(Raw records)
+++++

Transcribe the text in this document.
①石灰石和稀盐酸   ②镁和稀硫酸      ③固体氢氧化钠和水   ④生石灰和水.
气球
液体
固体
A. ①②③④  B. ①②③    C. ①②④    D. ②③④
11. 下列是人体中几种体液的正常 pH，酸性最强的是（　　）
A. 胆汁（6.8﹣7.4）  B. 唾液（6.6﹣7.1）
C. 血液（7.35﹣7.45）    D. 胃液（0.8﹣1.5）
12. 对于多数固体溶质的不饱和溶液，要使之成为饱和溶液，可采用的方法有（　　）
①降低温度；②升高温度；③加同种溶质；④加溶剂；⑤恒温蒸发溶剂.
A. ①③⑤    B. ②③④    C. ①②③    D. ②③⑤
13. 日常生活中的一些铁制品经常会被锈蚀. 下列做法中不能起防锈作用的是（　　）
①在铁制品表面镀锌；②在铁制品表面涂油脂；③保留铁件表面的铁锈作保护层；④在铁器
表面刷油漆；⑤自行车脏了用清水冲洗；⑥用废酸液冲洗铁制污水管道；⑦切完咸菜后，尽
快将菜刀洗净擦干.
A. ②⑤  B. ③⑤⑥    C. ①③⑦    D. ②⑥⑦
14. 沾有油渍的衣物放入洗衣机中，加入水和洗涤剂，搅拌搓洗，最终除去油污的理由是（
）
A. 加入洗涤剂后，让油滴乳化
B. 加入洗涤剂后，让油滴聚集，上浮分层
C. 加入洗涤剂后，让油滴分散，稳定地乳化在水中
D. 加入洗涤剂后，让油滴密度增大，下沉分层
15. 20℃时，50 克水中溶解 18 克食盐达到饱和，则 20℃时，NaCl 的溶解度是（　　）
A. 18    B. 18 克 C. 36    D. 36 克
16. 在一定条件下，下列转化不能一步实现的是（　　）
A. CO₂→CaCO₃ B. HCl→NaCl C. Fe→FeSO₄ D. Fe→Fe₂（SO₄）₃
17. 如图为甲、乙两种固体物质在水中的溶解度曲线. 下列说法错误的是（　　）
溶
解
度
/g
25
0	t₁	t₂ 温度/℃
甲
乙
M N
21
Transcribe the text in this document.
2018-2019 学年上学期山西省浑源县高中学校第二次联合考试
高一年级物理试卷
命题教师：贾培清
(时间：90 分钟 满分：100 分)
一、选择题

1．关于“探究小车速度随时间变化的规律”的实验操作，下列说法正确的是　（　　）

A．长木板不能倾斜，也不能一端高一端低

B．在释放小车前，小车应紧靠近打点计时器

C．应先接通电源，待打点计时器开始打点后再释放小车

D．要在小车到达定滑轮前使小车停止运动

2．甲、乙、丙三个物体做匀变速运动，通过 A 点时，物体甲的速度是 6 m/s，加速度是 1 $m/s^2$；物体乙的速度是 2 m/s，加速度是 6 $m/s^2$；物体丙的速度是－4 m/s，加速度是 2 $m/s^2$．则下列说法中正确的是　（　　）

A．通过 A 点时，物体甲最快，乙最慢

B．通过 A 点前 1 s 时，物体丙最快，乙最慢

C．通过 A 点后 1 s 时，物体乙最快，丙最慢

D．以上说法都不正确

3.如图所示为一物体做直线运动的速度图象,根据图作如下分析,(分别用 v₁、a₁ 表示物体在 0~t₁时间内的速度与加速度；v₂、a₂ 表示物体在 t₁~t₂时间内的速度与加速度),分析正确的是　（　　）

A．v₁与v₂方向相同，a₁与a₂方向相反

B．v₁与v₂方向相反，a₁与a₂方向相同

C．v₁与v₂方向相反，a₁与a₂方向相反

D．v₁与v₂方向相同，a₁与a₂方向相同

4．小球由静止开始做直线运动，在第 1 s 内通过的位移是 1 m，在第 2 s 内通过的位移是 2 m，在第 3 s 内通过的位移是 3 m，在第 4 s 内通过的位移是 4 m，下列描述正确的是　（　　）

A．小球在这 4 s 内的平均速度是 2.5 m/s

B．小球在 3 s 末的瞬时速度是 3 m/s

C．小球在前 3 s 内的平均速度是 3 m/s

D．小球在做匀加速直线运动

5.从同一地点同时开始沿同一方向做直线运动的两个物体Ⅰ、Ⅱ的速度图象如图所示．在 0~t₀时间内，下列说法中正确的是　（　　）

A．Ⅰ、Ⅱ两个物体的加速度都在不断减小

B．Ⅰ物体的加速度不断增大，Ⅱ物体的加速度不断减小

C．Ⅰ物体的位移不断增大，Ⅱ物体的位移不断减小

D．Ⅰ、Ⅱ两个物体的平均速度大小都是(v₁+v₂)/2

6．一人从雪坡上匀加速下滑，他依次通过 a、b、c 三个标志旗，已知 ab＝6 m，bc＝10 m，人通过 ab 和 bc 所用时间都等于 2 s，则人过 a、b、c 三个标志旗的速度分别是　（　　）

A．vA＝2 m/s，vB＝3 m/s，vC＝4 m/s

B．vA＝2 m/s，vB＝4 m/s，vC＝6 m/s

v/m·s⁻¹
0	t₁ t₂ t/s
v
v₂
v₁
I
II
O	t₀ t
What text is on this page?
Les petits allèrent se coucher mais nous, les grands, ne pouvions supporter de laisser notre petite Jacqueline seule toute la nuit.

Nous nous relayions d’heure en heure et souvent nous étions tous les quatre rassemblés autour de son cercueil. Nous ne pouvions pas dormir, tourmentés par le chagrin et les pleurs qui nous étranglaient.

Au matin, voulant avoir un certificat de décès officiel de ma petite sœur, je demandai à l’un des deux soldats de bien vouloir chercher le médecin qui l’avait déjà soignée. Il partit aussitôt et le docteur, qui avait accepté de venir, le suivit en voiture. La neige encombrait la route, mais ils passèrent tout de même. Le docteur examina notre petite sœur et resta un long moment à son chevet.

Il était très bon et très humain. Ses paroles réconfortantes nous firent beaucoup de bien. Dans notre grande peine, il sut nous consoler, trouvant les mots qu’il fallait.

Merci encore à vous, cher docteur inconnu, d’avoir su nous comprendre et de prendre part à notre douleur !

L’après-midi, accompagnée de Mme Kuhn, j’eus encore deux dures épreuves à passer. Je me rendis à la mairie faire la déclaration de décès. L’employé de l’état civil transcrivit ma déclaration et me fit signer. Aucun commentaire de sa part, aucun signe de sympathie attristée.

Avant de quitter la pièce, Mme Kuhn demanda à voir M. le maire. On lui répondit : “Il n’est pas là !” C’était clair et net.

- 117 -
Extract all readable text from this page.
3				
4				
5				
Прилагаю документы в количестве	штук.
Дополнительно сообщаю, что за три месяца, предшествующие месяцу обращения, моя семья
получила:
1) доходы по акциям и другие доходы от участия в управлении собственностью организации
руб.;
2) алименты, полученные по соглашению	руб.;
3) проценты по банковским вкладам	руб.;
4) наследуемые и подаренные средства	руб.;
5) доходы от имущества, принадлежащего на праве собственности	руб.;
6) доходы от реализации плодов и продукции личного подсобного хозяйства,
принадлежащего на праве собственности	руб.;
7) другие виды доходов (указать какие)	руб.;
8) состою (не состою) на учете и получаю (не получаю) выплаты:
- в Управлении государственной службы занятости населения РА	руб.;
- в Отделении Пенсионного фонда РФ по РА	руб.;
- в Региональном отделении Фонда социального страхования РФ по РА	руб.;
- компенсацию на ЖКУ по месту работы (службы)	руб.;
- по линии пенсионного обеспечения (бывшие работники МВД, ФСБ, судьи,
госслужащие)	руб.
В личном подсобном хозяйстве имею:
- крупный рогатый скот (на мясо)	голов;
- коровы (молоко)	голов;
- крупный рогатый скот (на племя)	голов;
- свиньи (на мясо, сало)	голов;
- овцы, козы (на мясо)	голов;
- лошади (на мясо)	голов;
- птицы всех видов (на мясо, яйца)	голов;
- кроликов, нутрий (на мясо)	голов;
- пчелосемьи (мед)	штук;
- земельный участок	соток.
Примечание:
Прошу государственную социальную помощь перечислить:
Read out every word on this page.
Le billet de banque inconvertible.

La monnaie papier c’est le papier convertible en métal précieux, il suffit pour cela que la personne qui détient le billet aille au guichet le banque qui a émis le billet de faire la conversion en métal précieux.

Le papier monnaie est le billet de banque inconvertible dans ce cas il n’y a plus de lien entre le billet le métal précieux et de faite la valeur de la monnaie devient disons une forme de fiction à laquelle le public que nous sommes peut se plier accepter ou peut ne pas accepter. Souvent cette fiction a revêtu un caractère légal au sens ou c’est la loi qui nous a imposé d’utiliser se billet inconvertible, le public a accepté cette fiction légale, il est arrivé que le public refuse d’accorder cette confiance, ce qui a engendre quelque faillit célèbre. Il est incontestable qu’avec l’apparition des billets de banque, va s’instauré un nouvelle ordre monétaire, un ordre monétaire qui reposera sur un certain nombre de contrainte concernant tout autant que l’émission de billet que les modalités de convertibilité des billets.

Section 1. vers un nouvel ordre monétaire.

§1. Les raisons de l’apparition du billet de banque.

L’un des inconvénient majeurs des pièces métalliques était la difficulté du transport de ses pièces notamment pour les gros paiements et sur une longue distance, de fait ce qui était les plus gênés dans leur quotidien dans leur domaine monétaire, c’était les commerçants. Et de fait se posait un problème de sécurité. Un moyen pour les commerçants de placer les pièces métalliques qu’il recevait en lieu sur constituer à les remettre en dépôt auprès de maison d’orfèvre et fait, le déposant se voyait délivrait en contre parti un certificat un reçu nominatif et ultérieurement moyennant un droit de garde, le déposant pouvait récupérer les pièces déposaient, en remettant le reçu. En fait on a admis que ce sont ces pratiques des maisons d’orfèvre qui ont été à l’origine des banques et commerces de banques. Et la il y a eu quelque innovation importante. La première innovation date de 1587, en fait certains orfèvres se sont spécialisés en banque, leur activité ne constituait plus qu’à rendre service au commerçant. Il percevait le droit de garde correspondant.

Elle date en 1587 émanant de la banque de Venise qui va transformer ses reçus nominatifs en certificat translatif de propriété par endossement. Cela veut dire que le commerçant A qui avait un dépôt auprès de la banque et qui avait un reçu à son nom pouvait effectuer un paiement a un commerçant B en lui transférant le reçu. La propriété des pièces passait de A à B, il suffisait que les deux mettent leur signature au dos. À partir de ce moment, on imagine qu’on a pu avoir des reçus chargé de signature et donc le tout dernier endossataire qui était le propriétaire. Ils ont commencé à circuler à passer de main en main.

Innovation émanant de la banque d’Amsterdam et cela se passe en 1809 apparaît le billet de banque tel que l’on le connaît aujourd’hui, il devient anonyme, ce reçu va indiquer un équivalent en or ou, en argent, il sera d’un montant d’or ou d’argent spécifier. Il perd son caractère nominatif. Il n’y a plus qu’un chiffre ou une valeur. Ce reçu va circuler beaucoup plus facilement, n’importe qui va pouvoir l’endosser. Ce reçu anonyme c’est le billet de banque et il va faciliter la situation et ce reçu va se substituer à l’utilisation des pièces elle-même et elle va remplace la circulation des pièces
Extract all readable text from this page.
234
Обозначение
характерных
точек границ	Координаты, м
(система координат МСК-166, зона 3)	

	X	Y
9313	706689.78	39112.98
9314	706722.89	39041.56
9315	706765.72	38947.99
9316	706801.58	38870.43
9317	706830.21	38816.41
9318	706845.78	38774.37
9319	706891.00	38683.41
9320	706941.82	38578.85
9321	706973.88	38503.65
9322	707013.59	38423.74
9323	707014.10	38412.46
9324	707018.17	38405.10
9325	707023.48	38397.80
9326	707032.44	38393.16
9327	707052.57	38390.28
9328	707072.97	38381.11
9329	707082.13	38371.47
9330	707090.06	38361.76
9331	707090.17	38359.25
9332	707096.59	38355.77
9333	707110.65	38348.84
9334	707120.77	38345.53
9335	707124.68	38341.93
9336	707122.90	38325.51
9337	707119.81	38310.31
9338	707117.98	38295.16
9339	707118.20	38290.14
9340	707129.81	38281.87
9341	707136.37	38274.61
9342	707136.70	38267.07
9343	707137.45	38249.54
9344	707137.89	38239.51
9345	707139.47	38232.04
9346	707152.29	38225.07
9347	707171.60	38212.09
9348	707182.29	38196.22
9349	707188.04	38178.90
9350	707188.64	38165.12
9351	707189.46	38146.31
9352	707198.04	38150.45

+++++

■ WHAT YOU NEED TO DO
Say only how many lines in the records carry the word "a₁与a₂方向相反".

■ EXERCISE ANSWER
2